Requirement :: Copy every line, leaving nothing out and adding nothing.

Entries taken from a collection
++++

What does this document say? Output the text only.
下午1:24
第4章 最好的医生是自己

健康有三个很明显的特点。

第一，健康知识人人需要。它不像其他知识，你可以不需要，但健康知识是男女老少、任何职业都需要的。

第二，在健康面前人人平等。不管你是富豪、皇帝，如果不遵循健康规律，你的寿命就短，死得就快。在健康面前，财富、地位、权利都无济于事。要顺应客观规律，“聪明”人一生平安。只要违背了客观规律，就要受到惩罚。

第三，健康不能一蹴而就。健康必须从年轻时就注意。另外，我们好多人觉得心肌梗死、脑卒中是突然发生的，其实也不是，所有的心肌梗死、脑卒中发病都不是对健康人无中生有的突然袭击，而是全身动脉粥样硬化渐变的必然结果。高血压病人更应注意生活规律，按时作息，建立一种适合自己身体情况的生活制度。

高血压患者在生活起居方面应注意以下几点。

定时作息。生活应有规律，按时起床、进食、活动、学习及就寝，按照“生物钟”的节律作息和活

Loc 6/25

++++

Task answer ::
What does this document say? Output the text only.
下午1:24
第4章 最好的医生是自己

健康有三个很明显的特点。

第一，健康知识人人需要。它不像其他知识，你可以不需要，但健康知识是男女老少、任何职业都需要的。

第二，在健康面前人人平等。不管你是富豪、皇帝，如果不遵循健康规律，你的寿命就短，死得就快。在健康面前，财富、地位、权利都无济于事。要顺应客观规律，“聪明”人一生平安。只要违背了客观规律，就要受到惩罚。

第三，健康不能一蹴而就。健康必须从年轻时就注意。另外，我们好多人觉得心肌梗死、脑卒中是突然发生的，其实也不是，所有的心肌梗死、脑卒中发病都不是对健康人无中生有的突然袭击，而是全身动脉粥样硬化渐变的必然结果。高血压病人更应注意生活规律，按时作息，建立一种适合自己身体情况的生活制度。

高血压患者在生活起居方面应注意以下几点。

定时作息。生活应有规律，按时起床、进食、活动、学习及就寝，按照“生物钟”的节律作息和活

Loc 6/25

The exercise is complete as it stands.